GIVEN REQUEST: Give the data below again exactly as it stands. Omit the pictures.

Items from a dataset:
* start *
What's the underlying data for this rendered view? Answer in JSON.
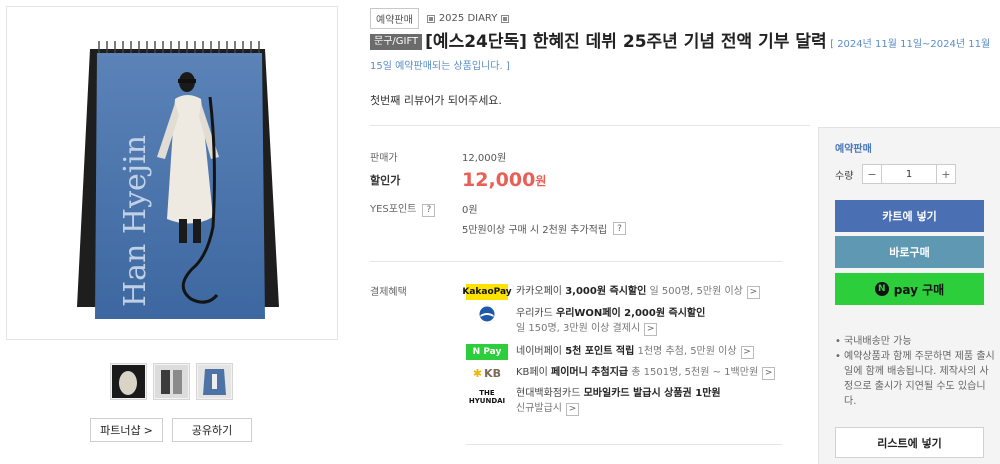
{
  "tags": {
    "preorder": "예약판매",
    "series": "2025 DIARY"
  },
  "title": {
    "category": "문구/GIFT",
    "text": "[예스24단독] 한혜진 데뷔 25주년 기념 전액 기부 달력",
    "note": "[ 2024년 11월 11일~2024년 11월 15일 예약판매되는 상품입니다. ]"
  },
  "first_review": "첫번째 리뷰어가 되어주세요.",
  "price": {
    "list_label": "판매가",
    "list_value": "12,000원",
    "sale_label": "할인가",
    "sale_value": "12,000",
    "sale_unit": "원",
    "points_label": "YES포인트",
    "points_value": "0원",
    "extra": "5만원이상 구매 시 2천원 추가적립",
    "help": "?"
  },
  "benefits": {
    "label": "결제혜택",
    "items": [
      {
        "logo": "KakaoPay",
        "title": "카카오페이",
        "strong": "3,000원 즉시할인",
        "sub": "일 500명, 5만원 이상"
      },
      {
        "logo": "woori",
        "title": "우리카드",
        "strong": "우리WON페이 2,000원 즉시할인",
        "sub": "일 150명, 3만원 이상 결제시"
      },
      {
        "logo": "N Pay",
        "title": "네이버페이",
        "strong": "5천 포인트 적립",
        "sub": "1천명 추첨, 5만원 이상"
      },
      {
        "logo": "KB",
        "title": "KB페이",
        "strong": "페이머니 추첨지급",
        "sub": "총 1501명, 5천원 ~ 1백만원"
      },
      {
        "logo": "THE HYUNDAI",
        "title": "현대백화점카드",
        "strong": "모바일카드 발급시 상품권 1만원",
        "sub": "신규발급시"
      }
    ],
    "arrow": ">"
  },
  "left_buttons": {
    "partner": "파트너샵",
    "share": "공유하기",
    "chevron": ">"
  },
  "cover_text": "Han Hyejin",
  "panel": {
    "preorder": "예약판매",
    "qty_label": "수량",
    "minus": "−",
    "qty": "1",
    "plus": "+",
    "cart": "카트에 넣기",
    "buy": "바로구매",
    "npay_mark": "N",
    "npay": "pay 구매",
    "notes": [
      "국내배송만 가능",
      "예약상품과 함께 주문하면 제품 출시일에 함께 배송됩니다. 제작사의 사정으로 출시가 지연될 수도 있습니다."
    ],
    "wishlist": "리스트에 넣기"
  },
  "colors": {
    "sale": "#e95f56",
    "cart": "#4a6fb3",
    "buy": "#5f98b3",
    "npay": "#2dce3c"
  }
}
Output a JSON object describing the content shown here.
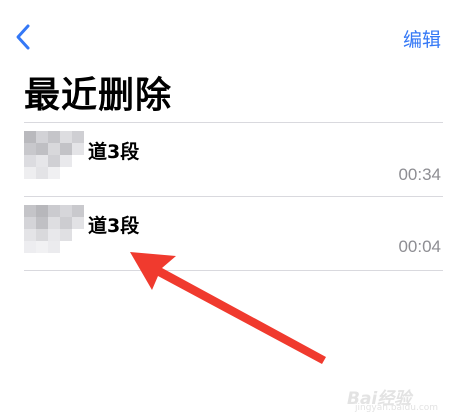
{
  "nav": {
    "back_icon": "chevron-left-icon",
    "edit_label": "编辑"
  },
  "title": "最近删除",
  "recordings": [
    {
      "title": "道3段",
      "duration": "00:34"
    },
    {
      "title": "道3段",
      "duration": "00:04"
    }
  ],
  "annotation": {
    "arrow_color": "#f03a2e",
    "arrow_icon": "red-pointer-arrow"
  },
  "watermark": {
    "text": "Bai经验",
    "subtext": "jingyan.baidu.com"
  },
  "colors": {
    "accent": "#3478f6",
    "secondary_text": "#8e8e93",
    "divider": "#d9d9de"
  }
}
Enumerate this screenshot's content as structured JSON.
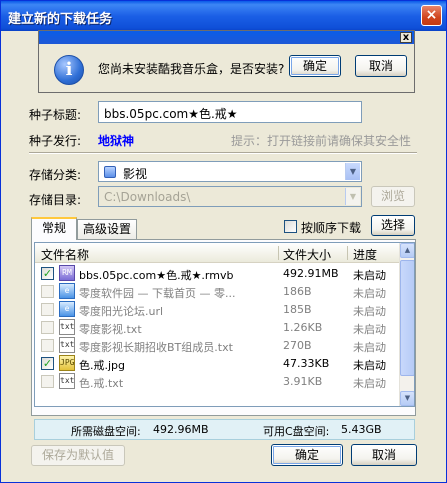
{
  "window": {
    "title": "建立新的下载任务",
    "close_glyph": "×"
  },
  "prompt": {
    "message": "您尚未安装酷我音乐盒，是否安装?",
    "ok_label": "确定",
    "cancel_label": "取消",
    "close_glyph": "x",
    "icon_glyph": "i"
  },
  "form": {
    "torrent_title_label": "种子标题:",
    "torrent_title_value": "bbs.05pc.com★色.戒★",
    "torrent_publisher_label": "种子发行:",
    "torrent_publisher_value": "地狱神",
    "hint": "提示：打开链接前请确保其安全性",
    "category_label": "存储分类:",
    "category_value": "影视",
    "directory_label": "存储目录:",
    "directory_value": "C:\\Downloads\\",
    "browse_label": "浏览"
  },
  "tabs": [
    {
      "label": "常规"
    },
    {
      "label": "高级设置"
    }
  ],
  "sequential_label": "按顺序下载",
  "select_label": "选择",
  "file_list": {
    "columns": [
      "文件名称",
      "文件大小",
      "进度"
    ],
    "rows": [
      {
        "name": "bbs.05pc.com★色.戒★.rmvb",
        "size": "492.91MB",
        "status": "未启动",
        "checked": true,
        "icon": "rmvb"
      },
      {
        "name": "零度软件园 — 下载首页 — 零...",
        "size": "186B",
        "status": "未启动",
        "checked": false,
        "icon": "url"
      },
      {
        "name": "零度阳光论坛.url",
        "size": "185B",
        "status": "未启动",
        "checked": false,
        "icon": "url"
      },
      {
        "name": "零度影视.txt",
        "size": "1.26KB",
        "status": "未启动",
        "checked": false,
        "icon": "txt"
      },
      {
        "name": "零度影视长期招收BT组成员.txt",
        "size": "270B",
        "status": "未启动",
        "checked": false,
        "icon": "txt"
      },
      {
        "name": "色.戒.jpg",
        "size": "47.33KB",
        "status": "未启动",
        "checked": true,
        "icon": "jpg"
      },
      {
        "name": "色.戒.txt",
        "size": "3.91KB",
        "status": "未启动",
        "checked": false,
        "icon": "txt"
      }
    ]
  },
  "disk": {
    "required_label": "所需磁盘空间:",
    "required_value": "492.96MB",
    "available_label": "可用C盘空间:",
    "available_value": "5.43GB"
  },
  "footer": {
    "save_default_label": "保存为默认值",
    "ok_label": "确定",
    "cancel_label": "取消"
  }
}
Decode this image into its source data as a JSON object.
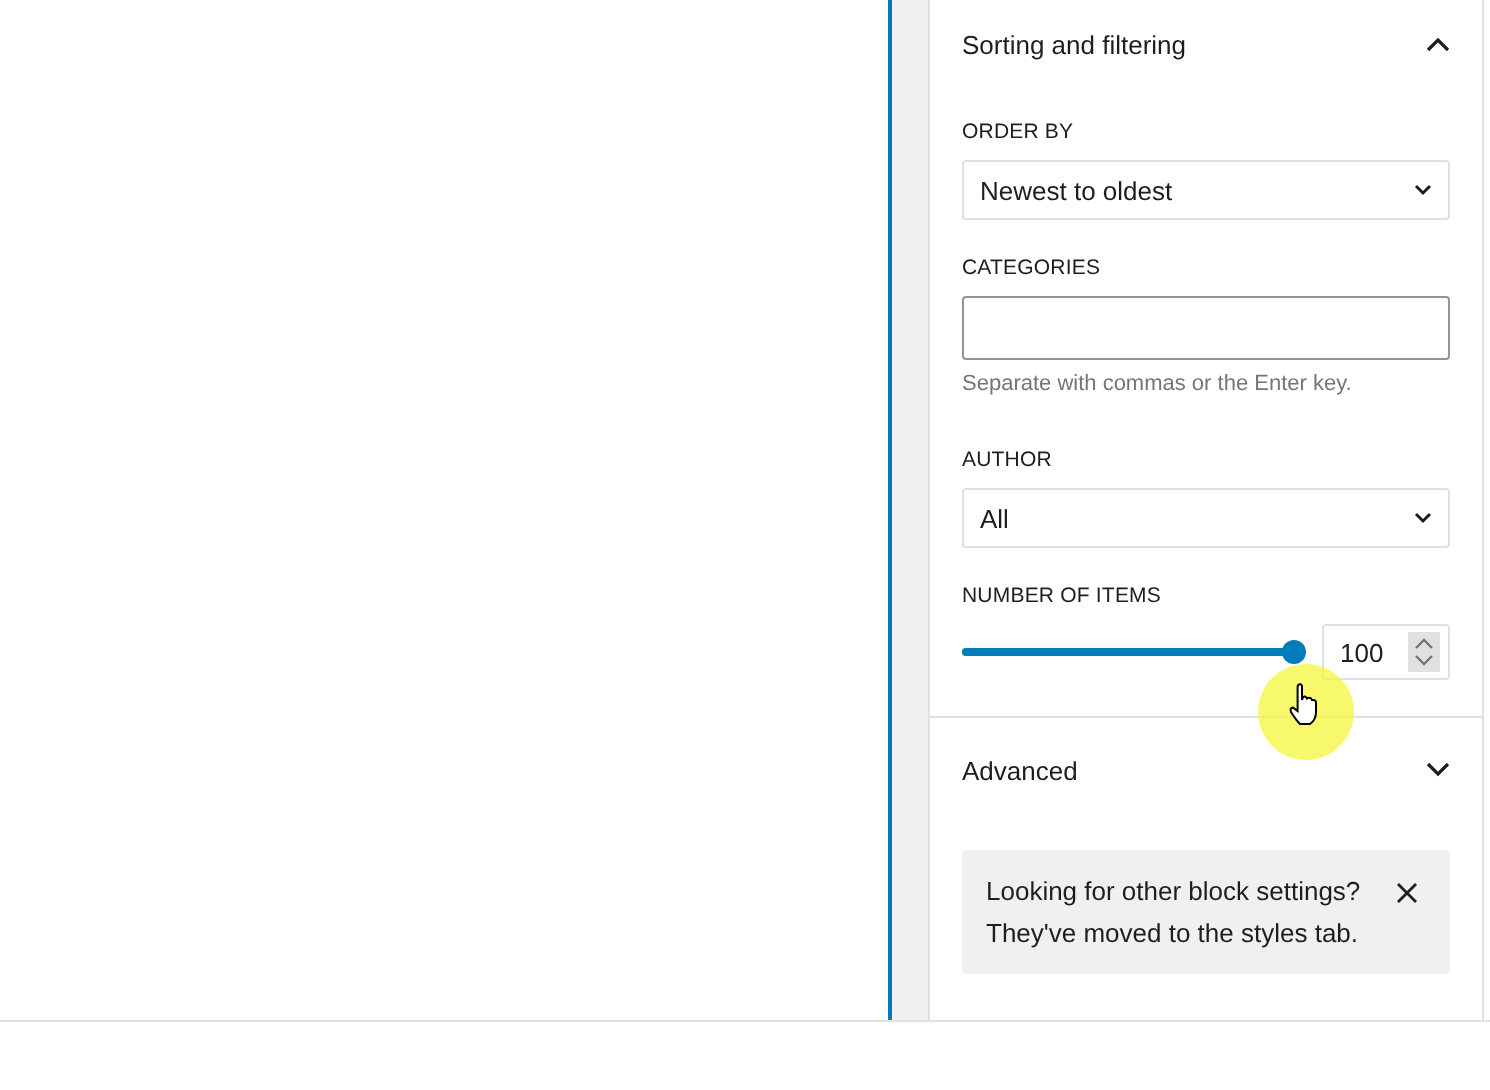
{
  "sections": [
    {
      "title": "Sorting and filtering",
      "expanded": true,
      "fields": [
        {
          "kind": "select",
          "label": "ORDER BY",
          "value": "Newest to oldest"
        },
        {
          "kind": "tokens",
          "label": "CATEGORIES",
          "help": "Separate with commas or the Enter key."
        },
        {
          "kind": "select",
          "label": "AUTHOR",
          "value": "All"
        },
        {
          "kind": "range",
          "label": "NUMBER OF ITEMS",
          "level": 1,
          "value": "100"
        }
      ]
    },
    {
      "title": "Advanced",
      "expanded": false
    }
  ],
  "notice": {
    "text": "Looking for other block settings? They've moved to the styles tab."
  }
}
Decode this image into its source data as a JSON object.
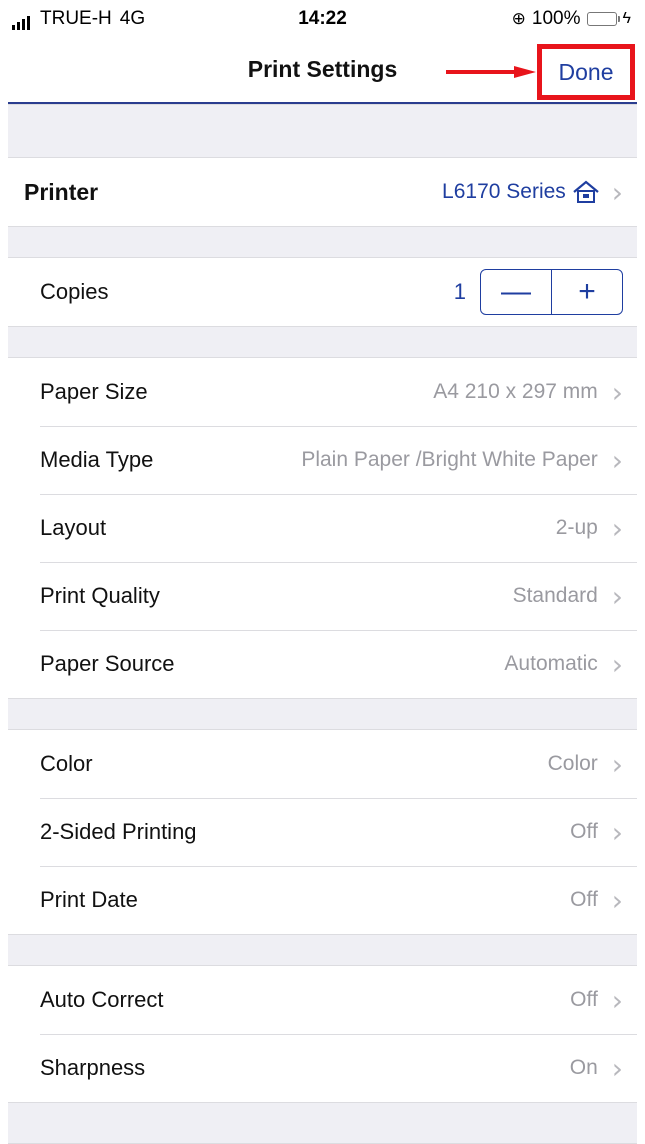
{
  "status_bar": {
    "carrier": "TRUE-H",
    "network": "4G",
    "time": "14:22",
    "battery": "100%"
  },
  "nav": {
    "title": "Print Settings",
    "done_label": "Done"
  },
  "printer": {
    "label": "Printer",
    "value": "L6170 Series"
  },
  "copies": {
    "label": "Copies",
    "value": "1",
    "minus": "—",
    "plus": "+"
  },
  "paper_section": [
    {
      "label": "Paper Size",
      "value": "A4 210 x 297 mm"
    },
    {
      "label": "Media Type",
      "value": "Plain Paper /Bright White Paper"
    },
    {
      "label": "Layout",
      "value": "2-up"
    },
    {
      "label": "Print Quality",
      "value": "Standard"
    },
    {
      "label": "Paper Source",
      "value": "Automatic"
    }
  ],
  "color_section": [
    {
      "label": "Color",
      "value": "Color"
    },
    {
      "label": "2-Sided Printing",
      "value": "Off"
    },
    {
      "label": "Print Date",
      "value": "Off"
    }
  ],
  "correction_section": [
    {
      "label": "Auto Correct",
      "value": "Off"
    },
    {
      "label": "Sharpness",
      "value": "On"
    }
  ],
  "colors": {
    "accent": "#1f3ea0",
    "highlight": "#e8141b",
    "separator": "#efeff4"
  }
}
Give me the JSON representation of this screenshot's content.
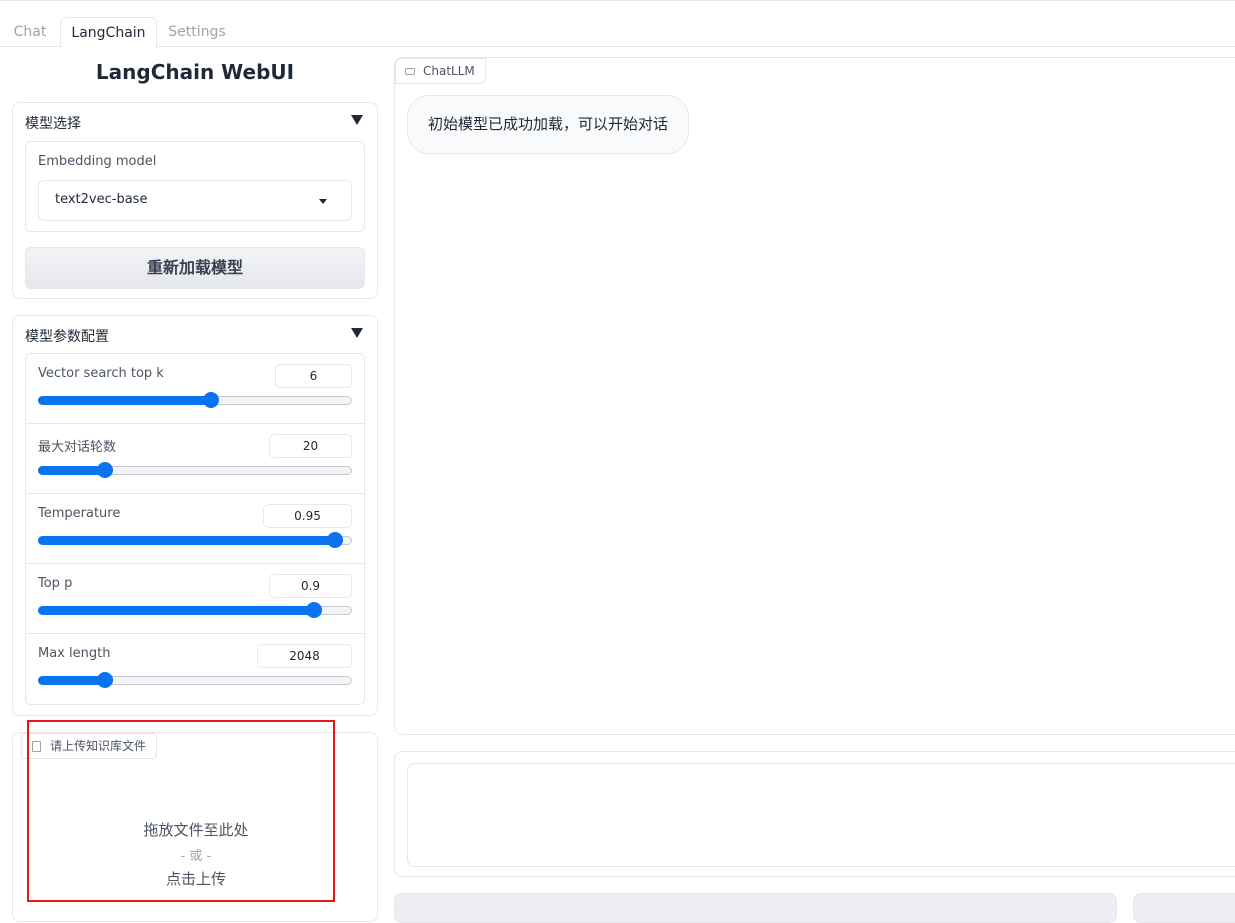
* end *
THE REPLY:
What's the underlying data for this rendered view? Answer in JSON.
{
  "tags": {
    "preorder": "예약판매",
    "series": "2025 DIARY"
  },
  "title": {
    "category": "문구/GIFT",
    "text": "[예스24단독] 한혜진 데뷔 25주년 기념 전액 기부 달력",
    "note": "[ 2024년 11월 11일~2024년 11월 15일 예약판매되는 상품입니다. ]"
  },
  "first_review": "첫번째 리뷰어가 되어주세요.",
  "price": {
    "list_label": "판매가",
    "list_value": "12,000원",
    "sale_label": "할인가",
    "sale_value": "12,000",
    "sale_unit": "원",
    "points_label": "YES포인트",
    "points_value": "0원",
    "extra": "5만원이상 구매 시 2천원 추가적립",
    "help": "?"
  },
  "benefits": {
    "label": "결제혜택",
    "items": [
      {
        "logo": "KakaoPay",
        "title": "카카오페이",
        "strong": "3,000원 즉시할인",
        "sub": "일 500명, 5만원 이상"
      },
      {
        "logo": "woori",
        "title": "우리카드",
        "strong": "우리WON페이 2,000원 즉시할인",
        "sub": "일 150명, 3만원 이상 결제시"
      },
      {
        "logo": "N Pay",
        "title": "네이버페이",
        "strong": "5천 포인트 적립",
        "sub": "1천명 추첨, 5만원 이상"
      },
      {
        "logo": "KB",
        "title": "KB페이",
        "strong": "페이머니 추첨지급",
        "sub": "총 1501명, 5천원 ~ 1백만원"
      },
      {
        "logo": "THE HYUNDAI",
        "title": "현대백화점카드",
        "strong": "모바일카드 발급시 상품권 1만원",
        "sub": "신규발급시"
      }
    ],
    "arrow": ">"
  },
  "left_buttons": {
    "partner": "파트너샵",
    "share": "공유하기",
    "chevron": ">"
  },
  "cover_text": "Han Hyejin",
  "panel": {
    "preorder": "예약판매",
    "qty_label": "수량",
    "minus": "−",
    "qty": "1",
    "plus": "+",
    "cart": "카트에 넣기",
    "buy": "바로구매",
    "npay_mark": "N",
    "npay": "pay 구매",
    "notes": [
      "국내배송만 가능",
      "예약상품과 함께 주문하면 제품 출시일에 함께 배송됩니다. 제작사의 사정으로 출시가 지연될 수도 있습니다."
    ],
    "wishlist": "리스트에 넣기"
  },
  "colors": {
    "sale": "#e95f56",
    "cart": "#4a6fb3",
    "buy": "#5f98b3",
    "npay": "#2dce3c"
  }
}
Output a JSON object describing the content shown here.
{
  "nav": {
    "back_icon": "chevron-left-icon",
    "edit_label": "编辑"
  },
  "title": "最近删除",
  "recordings": [
    {
      "title": "道3段",
      "duration": "00:34"
    },
    {
      "title": "道3段",
      "duration": "00:04"
    }
  ],
  "annotation": {
    "arrow_color": "#f03a2e",
    "arrow_icon": "red-pointer-arrow"
  },
  "watermark": {
    "text": "Bai经验",
    "subtext": "jingyan.baidu.com"
  },
  "colors": {
    "accent": "#3478f6",
    "secondary_text": "#8e8e93",
    "divider": "#d9d9de"
  }
}
Enumerate this screenshot's content as structured JSON.
{
  "window": {
    "title": "建立新的下载任务",
    "close_glyph": "×"
  },
  "prompt": {
    "message": "您尚未安装酷我音乐盒，是否安装?",
    "ok_label": "确定",
    "cancel_label": "取消",
    "close_glyph": "x",
    "icon_glyph": "i"
  },
  "form": {
    "torrent_title_label": "种子标题:",
    "torrent_title_value": "bbs.05pc.com★色.戒★",
    "torrent_publisher_label": "种子发行:",
    "torrent_publisher_value": "地狱神",
    "hint": "提示：打开链接前请确保其安全性",
    "category_label": "存储分类:",
    "category_value": "影视",
    "directory_label": "存储目录:",
    "directory_value": "C:\\Downloads\\",
    "browse_label": "浏览"
  },
  "tabs": [
    {
      "label": "常规"
    },
    {
      "label": "高级设置"
    }
  ],
  "sequential_label": "按顺序下载",
  "select_label": "选择",
  "file_list": {
    "columns": [
      "文件名称",
      "文件大小",
      "进度"
    ],
    "rows": [
      {
        "name": "bbs.05pc.com★色.戒★.rmvb",
        "size": "492.91MB",
        "status": "未启动",
        "checked": true,
        "icon": "rmvb"
      },
      {
        "name": "零度软件园 — 下载首页 — 零...",
        "size": "186B",
        "status": "未启动",
        "checked": false,
        "icon": "url"
      },
      {
        "name": "零度阳光论坛.url",
        "size": "185B",
        "status": "未启动",
        "checked": false,
        "icon": "url"
      },
      {
        "name": "零度影视.txt",
        "size": "1.26KB",
        "status": "未启动",
        "checked": false,
        "icon": "txt"
      },
      {
        "name": "零度影视长期招收BT组成员.txt",
        "size": "270B",
        "status": "未启动",
        "checked": false,
        "icon": "txt"
      },
      {
        "name": "色.戒.jpg",
        "size": "47.33KB",
        "status": "未启动",
        "checked": true,
        "icon": "jpg"
      },
      {
        "name": "色.戒.txt",
        "size": "3.91KB",
        "status": "未启动",
        "checked": false,
        "icon": "txt"
      }
    ]
  },
  "disk": {
    "required_label": "所需磁盘空间:",
    "required_value": "492.96MB",
    "available_label": "可用C盘空间:",
    "available_value": "5.43GB"
  },
  "footer": {
    "save_default_label": "保存为默认值",
    "ok_label": "确定",
    "cancel_label": "取消"
  }
}
Decode this image into its source data as a JSON object.
{
  "sections": [
    {
      "title": "Sorting and filtering",
      "expanded": true,
      "fields": [
        {
          "kind": "select",
          "label": "ORDER BY",
          "value": "Newest to oldest"
        },
        {
          "kind": "tokens",
          "label": "CATEGORIES",
          "help": "Separate with commas or the Enter key."
        },
        {
          "kind": "select",
          "label": "AUTHOR",
          "value": "All"
        },
        {
          "kind": "range",
          "label": "NUMBER OF ITEMS",
          "level": 1,
          "value": "100"
        }
      ]
    },
    {
      "title": "Advanced",
      "expanded": false
    }
  ],
  "notice": {
    "text": "Looking for other block settings? They've moved to the styles tab."
  }
}
Decode this image into its source data as a JSON object.
{
  "status_bar": {
    "carrier": "TRUE-H",
    "network": "4G",
    "time": "14:22",
    "battery": "100%"
  },
  "nav": {
    "title": "Print Settings",
    "done_label": "Done"
  },
  "printer": {
    "label": "Printer",
    "value": "L6170 Series"
  },
  "copies": {
    "label": "Copies",
    "value": "1",
    "minus": "—",
    "plus": "+"
  },
  "paper_section": [
    {
      "label": "Paper Size",
      "value": "A4 210 x 297 mm"
    },
    {
      "label": "Media Type",
      "value": "Plain Paper /Bright White Paper"
    },
    {
      "label": "Layout",
      "value": "2-up"
    },
    {
      "label": "Print Quality",
      "value": "Standard"
    },
    {
      "label": "Paper Source",
      "value": "Automatic"
    }
  ],
  "color_section": [
    {
      "label": "Color",
      "value": "Color"
    },
    {
      "label": "2-Sided Printing",
      "value": "Off"
    },
    {
      "label": "Print Date",
      "value": "Off"
    }
  ],
  "correction_section": [
    {
      "label": "Auto Correct",
      "value": "Off"
    },
    {
      "label": "Sharpness",
      "value": "On"
    }
  ],
  "colors": {
    "accent": "#1f3ea0",
    "highlight": "#e8141b",
    "separator": "#efeff4"
  }
}
Give me the JSON representation of this screenshot's content.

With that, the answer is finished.